Identify the lines containing the word "type". Copy each one.

Data records
=-=-=

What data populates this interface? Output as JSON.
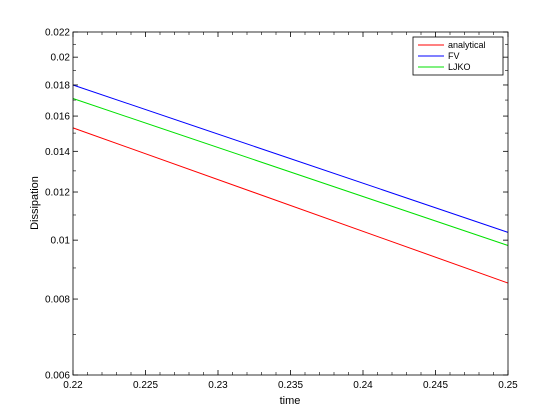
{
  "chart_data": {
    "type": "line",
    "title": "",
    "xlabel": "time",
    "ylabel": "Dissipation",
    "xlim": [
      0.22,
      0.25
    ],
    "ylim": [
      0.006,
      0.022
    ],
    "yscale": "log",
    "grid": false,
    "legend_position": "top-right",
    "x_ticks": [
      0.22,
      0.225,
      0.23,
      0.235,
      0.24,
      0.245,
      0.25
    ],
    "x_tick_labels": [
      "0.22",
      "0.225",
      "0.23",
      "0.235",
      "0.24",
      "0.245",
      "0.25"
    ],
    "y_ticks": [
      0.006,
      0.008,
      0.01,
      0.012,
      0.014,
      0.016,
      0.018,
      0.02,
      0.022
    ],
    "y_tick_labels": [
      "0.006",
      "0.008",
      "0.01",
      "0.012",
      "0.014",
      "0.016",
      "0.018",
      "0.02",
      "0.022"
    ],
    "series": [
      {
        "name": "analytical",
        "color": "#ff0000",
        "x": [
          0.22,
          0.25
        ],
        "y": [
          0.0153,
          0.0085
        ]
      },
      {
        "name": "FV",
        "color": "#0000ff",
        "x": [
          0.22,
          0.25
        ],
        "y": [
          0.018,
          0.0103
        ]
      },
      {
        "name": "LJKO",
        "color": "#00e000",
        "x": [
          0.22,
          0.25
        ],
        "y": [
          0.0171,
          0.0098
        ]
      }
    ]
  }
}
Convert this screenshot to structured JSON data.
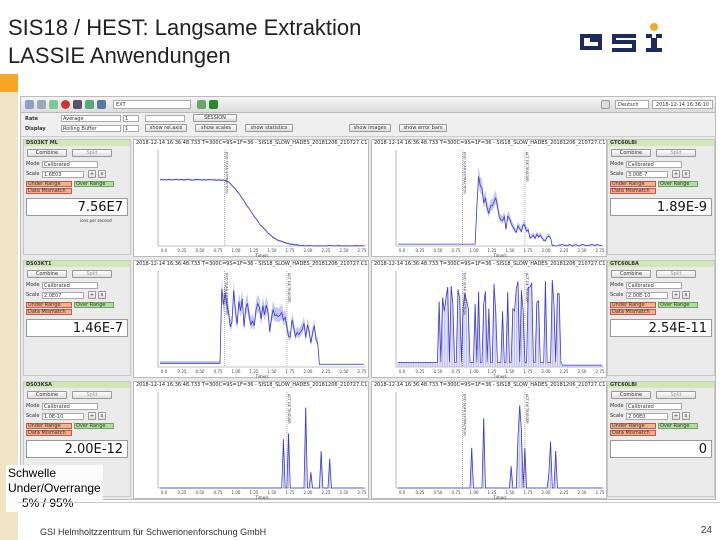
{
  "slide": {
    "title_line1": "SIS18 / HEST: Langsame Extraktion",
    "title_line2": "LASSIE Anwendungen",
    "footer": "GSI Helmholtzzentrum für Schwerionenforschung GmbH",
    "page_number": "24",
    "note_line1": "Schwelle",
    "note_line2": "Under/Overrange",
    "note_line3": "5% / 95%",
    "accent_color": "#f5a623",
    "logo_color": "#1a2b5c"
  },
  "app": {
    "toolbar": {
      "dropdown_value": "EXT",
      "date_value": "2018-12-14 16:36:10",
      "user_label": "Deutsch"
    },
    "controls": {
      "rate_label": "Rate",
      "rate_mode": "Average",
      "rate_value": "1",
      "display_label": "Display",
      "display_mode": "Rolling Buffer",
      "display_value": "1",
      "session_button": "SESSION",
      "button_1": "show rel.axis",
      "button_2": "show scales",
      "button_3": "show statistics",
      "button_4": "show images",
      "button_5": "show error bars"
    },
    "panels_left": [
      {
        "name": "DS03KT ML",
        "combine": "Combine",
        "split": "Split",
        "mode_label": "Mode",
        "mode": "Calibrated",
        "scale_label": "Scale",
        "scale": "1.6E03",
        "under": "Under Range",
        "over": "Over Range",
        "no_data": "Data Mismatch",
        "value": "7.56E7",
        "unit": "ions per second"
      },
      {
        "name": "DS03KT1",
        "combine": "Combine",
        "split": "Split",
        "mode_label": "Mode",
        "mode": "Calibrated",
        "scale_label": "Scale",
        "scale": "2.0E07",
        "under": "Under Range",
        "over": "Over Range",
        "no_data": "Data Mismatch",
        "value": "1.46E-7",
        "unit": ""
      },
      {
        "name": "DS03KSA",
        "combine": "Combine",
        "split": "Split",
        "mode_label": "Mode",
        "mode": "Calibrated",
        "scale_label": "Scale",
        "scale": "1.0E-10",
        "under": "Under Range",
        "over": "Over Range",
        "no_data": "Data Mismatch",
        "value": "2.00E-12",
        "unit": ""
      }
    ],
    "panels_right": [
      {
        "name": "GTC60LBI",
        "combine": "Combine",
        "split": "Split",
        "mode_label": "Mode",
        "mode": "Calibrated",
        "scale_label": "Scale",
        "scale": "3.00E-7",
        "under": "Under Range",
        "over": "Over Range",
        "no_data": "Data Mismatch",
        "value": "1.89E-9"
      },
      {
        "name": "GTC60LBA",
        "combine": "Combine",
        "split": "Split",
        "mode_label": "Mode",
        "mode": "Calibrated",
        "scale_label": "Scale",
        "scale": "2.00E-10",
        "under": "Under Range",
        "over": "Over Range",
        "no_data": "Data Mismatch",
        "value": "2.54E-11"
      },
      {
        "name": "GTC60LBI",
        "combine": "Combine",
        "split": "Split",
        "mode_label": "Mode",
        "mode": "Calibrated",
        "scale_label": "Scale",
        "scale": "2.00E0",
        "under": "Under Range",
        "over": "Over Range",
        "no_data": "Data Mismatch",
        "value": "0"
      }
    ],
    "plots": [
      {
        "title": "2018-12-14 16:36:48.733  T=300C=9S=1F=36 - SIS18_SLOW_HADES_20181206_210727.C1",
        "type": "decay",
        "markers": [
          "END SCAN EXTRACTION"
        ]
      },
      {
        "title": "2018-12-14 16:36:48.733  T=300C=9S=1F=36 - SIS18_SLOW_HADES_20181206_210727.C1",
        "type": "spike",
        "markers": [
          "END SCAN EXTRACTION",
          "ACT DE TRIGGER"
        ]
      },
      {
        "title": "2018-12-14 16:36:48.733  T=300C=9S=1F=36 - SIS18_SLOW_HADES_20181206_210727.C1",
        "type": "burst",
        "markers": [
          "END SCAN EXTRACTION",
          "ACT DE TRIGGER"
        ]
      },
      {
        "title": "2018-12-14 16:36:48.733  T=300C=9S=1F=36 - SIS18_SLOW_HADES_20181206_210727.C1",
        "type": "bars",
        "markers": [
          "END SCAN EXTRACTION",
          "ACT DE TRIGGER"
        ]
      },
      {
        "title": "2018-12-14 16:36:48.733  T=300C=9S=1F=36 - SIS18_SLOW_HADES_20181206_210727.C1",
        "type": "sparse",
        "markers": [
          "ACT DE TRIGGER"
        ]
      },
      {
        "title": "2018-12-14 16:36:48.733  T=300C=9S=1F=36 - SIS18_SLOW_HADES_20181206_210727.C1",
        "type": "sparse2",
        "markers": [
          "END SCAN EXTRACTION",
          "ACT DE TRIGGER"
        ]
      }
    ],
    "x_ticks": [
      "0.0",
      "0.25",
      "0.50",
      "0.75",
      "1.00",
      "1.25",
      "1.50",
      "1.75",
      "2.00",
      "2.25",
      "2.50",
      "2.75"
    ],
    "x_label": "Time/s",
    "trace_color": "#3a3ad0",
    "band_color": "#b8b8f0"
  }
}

=-=-=

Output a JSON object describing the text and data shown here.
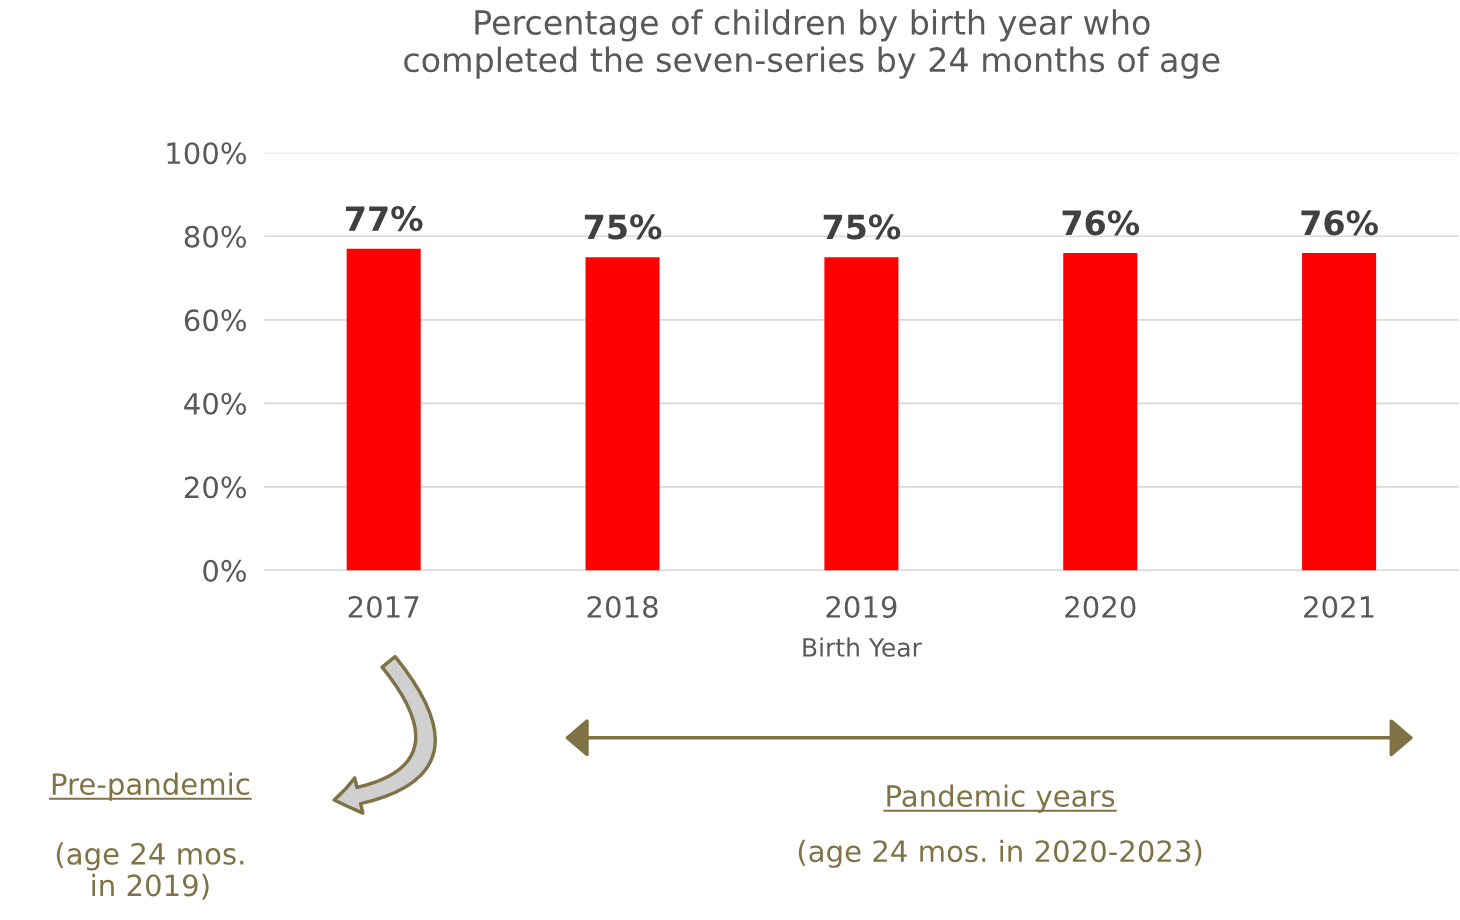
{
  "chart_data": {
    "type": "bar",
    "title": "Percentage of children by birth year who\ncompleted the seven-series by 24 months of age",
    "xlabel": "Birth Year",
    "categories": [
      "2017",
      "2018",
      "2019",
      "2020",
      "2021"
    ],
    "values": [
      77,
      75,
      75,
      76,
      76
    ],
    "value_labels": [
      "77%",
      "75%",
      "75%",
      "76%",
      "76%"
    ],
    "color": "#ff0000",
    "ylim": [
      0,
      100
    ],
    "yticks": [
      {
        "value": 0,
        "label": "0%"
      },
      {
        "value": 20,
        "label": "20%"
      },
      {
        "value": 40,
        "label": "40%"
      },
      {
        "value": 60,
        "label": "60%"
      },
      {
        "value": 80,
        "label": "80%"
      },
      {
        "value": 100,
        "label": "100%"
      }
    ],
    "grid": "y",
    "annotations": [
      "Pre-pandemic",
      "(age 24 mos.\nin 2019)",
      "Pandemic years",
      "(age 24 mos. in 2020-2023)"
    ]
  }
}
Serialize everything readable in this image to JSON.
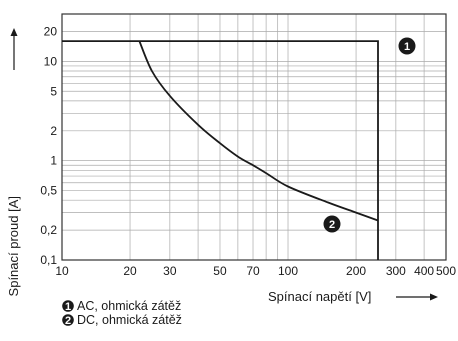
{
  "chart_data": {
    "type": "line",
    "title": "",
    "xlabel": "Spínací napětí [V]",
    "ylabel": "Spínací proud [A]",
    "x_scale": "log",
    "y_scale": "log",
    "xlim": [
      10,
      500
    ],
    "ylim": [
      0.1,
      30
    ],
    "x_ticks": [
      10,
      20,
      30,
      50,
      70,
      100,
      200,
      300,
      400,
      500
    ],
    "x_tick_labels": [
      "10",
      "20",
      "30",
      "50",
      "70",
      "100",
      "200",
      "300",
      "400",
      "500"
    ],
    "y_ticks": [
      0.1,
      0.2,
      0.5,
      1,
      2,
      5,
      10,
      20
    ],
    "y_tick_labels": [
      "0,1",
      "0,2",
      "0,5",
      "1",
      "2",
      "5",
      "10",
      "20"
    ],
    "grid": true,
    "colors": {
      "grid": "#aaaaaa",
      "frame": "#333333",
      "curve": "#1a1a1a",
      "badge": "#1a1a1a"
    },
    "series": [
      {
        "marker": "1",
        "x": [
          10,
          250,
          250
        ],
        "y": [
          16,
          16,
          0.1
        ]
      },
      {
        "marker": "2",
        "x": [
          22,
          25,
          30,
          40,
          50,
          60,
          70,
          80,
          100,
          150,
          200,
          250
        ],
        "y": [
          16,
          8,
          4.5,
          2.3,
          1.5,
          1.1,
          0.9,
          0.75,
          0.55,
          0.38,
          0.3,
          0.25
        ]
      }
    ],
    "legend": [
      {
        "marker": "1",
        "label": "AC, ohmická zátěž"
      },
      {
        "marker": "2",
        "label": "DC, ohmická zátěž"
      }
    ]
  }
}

=-=-=

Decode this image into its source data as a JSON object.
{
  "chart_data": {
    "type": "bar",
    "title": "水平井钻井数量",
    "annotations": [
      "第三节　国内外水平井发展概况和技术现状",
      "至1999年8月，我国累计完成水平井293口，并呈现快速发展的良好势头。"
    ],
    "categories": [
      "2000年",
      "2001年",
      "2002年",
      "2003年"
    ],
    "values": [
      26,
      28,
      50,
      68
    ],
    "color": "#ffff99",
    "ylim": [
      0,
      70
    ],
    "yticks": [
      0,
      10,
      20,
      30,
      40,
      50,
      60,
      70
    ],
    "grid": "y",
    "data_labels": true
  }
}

=-=-=

(Task result)
    "type": "line",
        "type": "decay",
        "type": "spike",
        "type": "burst",
        "type": "bars",
        "type": "sparse",
        "type": "sparse2",
    "type": "bar",
    "type": "line",
    "type": "bar",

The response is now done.